» **Your task**: Extract every record, keeping each one exactly as it is.

» **Input rows**:
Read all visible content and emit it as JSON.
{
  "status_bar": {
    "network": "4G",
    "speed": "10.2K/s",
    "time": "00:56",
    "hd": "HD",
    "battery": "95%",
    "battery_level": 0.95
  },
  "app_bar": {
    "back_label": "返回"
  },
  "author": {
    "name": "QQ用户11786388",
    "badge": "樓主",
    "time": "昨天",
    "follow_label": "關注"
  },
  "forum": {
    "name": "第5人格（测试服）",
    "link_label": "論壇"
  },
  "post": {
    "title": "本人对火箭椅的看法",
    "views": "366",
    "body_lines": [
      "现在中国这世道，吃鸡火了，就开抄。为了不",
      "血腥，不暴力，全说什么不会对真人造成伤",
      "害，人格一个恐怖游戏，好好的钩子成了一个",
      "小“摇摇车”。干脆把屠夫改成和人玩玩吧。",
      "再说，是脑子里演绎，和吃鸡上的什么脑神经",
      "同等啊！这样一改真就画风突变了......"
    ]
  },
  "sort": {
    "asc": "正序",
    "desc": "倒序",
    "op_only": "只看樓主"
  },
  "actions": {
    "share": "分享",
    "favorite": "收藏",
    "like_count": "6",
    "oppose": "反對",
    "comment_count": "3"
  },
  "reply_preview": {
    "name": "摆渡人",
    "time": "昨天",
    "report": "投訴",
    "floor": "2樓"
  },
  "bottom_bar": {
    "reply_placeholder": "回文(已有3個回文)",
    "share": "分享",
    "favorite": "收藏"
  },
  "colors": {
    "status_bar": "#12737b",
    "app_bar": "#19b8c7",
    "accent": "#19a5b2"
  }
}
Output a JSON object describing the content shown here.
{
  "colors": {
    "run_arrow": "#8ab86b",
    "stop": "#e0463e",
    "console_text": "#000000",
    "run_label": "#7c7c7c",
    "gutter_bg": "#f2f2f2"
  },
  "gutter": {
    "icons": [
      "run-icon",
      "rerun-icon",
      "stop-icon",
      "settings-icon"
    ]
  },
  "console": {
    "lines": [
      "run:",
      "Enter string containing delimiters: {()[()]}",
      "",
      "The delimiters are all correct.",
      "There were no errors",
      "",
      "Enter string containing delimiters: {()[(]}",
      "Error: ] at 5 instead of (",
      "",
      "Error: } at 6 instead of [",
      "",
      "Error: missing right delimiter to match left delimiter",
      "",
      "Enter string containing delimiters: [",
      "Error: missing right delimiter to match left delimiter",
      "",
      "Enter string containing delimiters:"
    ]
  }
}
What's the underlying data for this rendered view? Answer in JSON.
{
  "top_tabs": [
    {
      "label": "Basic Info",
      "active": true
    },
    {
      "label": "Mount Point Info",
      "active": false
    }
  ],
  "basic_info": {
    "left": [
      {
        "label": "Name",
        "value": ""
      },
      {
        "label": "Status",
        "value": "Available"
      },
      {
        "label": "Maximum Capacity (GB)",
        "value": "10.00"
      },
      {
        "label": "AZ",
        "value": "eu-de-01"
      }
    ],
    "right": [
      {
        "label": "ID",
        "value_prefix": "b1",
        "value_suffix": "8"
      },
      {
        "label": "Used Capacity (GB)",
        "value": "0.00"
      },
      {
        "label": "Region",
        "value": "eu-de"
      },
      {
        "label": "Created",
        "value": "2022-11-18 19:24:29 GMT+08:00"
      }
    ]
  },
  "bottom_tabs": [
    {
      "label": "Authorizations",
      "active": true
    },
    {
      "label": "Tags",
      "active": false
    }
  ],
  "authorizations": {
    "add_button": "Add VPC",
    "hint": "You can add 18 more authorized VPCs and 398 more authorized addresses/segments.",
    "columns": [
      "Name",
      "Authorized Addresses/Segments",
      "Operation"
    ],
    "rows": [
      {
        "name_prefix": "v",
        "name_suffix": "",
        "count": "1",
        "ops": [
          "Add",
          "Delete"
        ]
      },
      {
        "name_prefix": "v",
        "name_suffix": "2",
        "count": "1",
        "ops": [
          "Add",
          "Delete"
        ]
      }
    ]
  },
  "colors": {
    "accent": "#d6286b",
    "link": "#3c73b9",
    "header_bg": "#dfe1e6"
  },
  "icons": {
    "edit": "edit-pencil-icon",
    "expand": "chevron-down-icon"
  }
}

» **The result**:
Read all visible content and emit it as JSON.
{
  "status_bar": {
    "network": "4G",
    "speed": "10.2K/s",
    "time": "00:56",
    "hd": "HD",
    "battery": "95%",
    "battery_level": 0.95
  },
  "app_bar": {
    "back_label": "返回"
  },
  "author": {
    "name": "QQ用户11786388",
    "badge": "樓主",
    "time": "昨天",
    "follow_label": "關注"
  },
  "forum": {
    "name": "第5人格（测试服）",
    "link_label": "論壇"
  },
  "post": {
    "title": "本人对火箭椅的看法",
    "views": "366",
    "body_lines": [
      "现在中国这世道，吃鸡火了，就开抄。为了不",
      "血腥，不暴力，全说什么不会对真人造成伤",
      "害，人格一个恐怖游戏，好好的钩子成了一个",
      "小“摇摇车”。干脆把屠夫改成和人玩玩吧。",
      "再说，是脑子里演绎，和吃鸡上的什么脑神经",
      "同等啊！这样一改真就画风突变了......"
    ]
  },
  "sort": {
    "asc": "正序",
    "desc": "倒序",
    "op_only": "只看樓主"
  },
  "actions": {
    "share": "分享",
    "favorite": "收藏",
    "like_count": "6",
    "oppose": "反對",
    "comment_count": "3"
  },
  "reply_preview": {
    "name": "摆渡人",
    "time": "昨天",
    "report": "投訴",
    "floor": "2樓"
  },
  "bottom_bar": {
    "reply_placeholder": "回文(已有3個回文)",
    "share": "分享",
    "favorite": "收藏"
  },
  "colors": {
    "status_bar": "#12737b",
    "app_bar": "#19b8c7",
    "accent": "#19a5b2"
  }
}
Output a JSON object describing the content shown here.
{
  "colors": {
    "run_arrow": "#8ab86b",
    "stop": "#e0463e",
    "console_text": "#000000",
    "run_label": "#7c7c7c",
    "gutter_bg": "#f2f2f2"
  },
  "gutter": {
    "icons": [
      "run-icon",
      "rerun-icon",
      "stop-icon",
      "settings-icon"
    ]
  },
  "console": {
    "lines": [
      "run:",
      "Enter string containing delimiters: {()[()]}",
      "",
      "The delimiters are all correct.",
      "There were no errors",
      "",
      "Enter string containing delimiters: {()[(]}",
      "Error: ] at 5 instead of (",
      "",
      "Error: } at 6 instead of [",
      "",
      "Error: missing right delimiter to match left delimiter",
      "",
      "Enter string containing delimiters: [",
      "Error: missing right delimiter to match left delimiter",
      "",
      "Enter string containing delimiters:"
    ]
  }
}
What's the underlying data for this rendered view? Answer in JSON.
{
  "top_tabs": [
    {
      "label": "Basic Info",
      "active": true
    },
    {
      "label": "Mount Point Info",
      "active": false
    }
  ],
  "basic_info": {
    "left": [
      {
        "label": "Name",
        "value": ""
      },
      {
        "label": "Status",
        "value": "Available"
      },
      {
        "label": "Maximum Capacity (GB)",
        "value": "10.00"
      },
      {
        "label": "AZ",
        "value": "eu-de-01"
      }
    ],
    "right": [
      {
        "label": "ID",
        "value_prefix": "b1",
        "value_suffix": "8"
      },
      {
        "label": "Used Capacity (GB)",
        "value": "0.00"
      },
      {
        "label": "Region",
        "value": "eu-de"
      },
      {
        "label": "Created",
        "value": "2022-11-18 19:24:29 GMT+08:00"
      }
    ]
  },
  "bottom_tabs": [
    {
      "label": "Authorizations",
      "active": true
    },
    {
      "label": "Tags",
      "active": false
    }
  ],
  "authorizations": {
    "add_button": "Add VPC",
    "hint": "You can add 18 more authorized VPCs and 398 more authorized addresses/segments.",
    "columns": [
      "Name",
      "Authorized Addresses/Segments",
      "Operation"
    ],
    "rows": [
      {
        "name_prefix": "v",
        "name_suffix": "",
        "count": "1",
        "ops": [
          "Add",
          "Delete"
        ]
      },
      {
        "name_prefix": "v",
        "name_suffix": "2",
        "count": "1",
        "ops": [
          "Add",
          "Delete"
        ]
      }
    ]
  },
  "colors": {
    "accent": "#d6286b",
    "link": "#3c73b9",
    "header_bg": "#dfe1e6"
  },
  "icons": {
    "edit": "edit-pencil-icon",
    "expand": "chevron-down-icon"
  }
}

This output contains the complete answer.